── SOURCE RECORDS ──
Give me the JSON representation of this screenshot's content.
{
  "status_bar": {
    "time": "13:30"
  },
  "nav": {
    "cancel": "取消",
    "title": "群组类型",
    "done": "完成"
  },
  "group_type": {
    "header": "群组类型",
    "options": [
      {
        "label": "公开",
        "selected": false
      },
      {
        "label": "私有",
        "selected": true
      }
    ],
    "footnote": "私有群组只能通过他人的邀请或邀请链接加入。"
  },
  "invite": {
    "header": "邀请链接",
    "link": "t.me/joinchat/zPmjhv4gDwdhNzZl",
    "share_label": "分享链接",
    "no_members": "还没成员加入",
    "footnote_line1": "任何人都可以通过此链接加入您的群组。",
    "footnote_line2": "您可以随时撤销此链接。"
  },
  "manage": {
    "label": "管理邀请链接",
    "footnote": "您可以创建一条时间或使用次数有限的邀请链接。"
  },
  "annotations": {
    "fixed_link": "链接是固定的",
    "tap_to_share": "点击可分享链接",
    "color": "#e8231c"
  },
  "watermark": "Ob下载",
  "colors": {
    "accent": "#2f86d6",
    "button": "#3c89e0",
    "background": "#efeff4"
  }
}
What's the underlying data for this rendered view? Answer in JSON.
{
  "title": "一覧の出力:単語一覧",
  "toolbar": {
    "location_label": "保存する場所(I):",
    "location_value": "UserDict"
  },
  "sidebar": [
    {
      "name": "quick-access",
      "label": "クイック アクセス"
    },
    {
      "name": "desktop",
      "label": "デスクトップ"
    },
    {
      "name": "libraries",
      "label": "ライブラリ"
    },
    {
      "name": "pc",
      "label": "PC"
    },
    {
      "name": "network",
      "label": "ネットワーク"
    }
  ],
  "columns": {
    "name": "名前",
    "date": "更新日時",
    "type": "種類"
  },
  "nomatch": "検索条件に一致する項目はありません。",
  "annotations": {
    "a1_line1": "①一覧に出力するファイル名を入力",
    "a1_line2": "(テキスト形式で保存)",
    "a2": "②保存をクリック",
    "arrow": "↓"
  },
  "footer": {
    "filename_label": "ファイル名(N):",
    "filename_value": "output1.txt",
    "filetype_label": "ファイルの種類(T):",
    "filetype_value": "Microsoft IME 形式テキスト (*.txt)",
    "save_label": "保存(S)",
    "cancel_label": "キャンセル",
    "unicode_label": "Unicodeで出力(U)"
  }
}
───
_THE EXERCISE_. Repeat word for word every line from the one that holds "What's the underlying" to the end. Both ends count.

_SOLUTION_.
What's the underlying data for this rendered view? Answer in JSON.
{
  "title": "一覧の出力:単語一覧",
  "toolbar": {
    "location_label": "保存する場所(I):",
    "location_value": "UserDict"
  },
  "sidebar": [
    {
      "name": "quick-access",
      "label": "クイック アクセス"
    },
    {
      "name": "desktop",
      "label": "デスクトップ"
    },
    {
      "name": "libraries",
      "label": "ライブラリ"
    },
    {
      "name": "pc",
      "label": "PC"
    },
    {
      "name": "network",
      "label": "ネットワーク"
    }
  ],
  "columns": {
    "name": "名前",
    "date": "更新日時",
    "type": "種類"
  },
  "nomatch": "検索条件に一致する項目はありません。",
  "annotations": {
    "a1_line1": "①一覧に出力するファイル名を入力",
    "a1_line2": "(テキスト形式で保存)",
    "a2": "②保存をクリック",
    "arrow": "↓"
  },
  "footer": {
    "filename_label": "ファイル名(N):",
    "filename_value": "output1.txt",
    "filetype_label": "ファイルの種類(T):",
    "filetype_value": "Microsoft IME 形式テキスト (*.txt)",
    "save_label": "保存(S)",
    "cancel_label": "キャンセル",
    "unicode_label": "Unicodeで出力(U)"
  }
}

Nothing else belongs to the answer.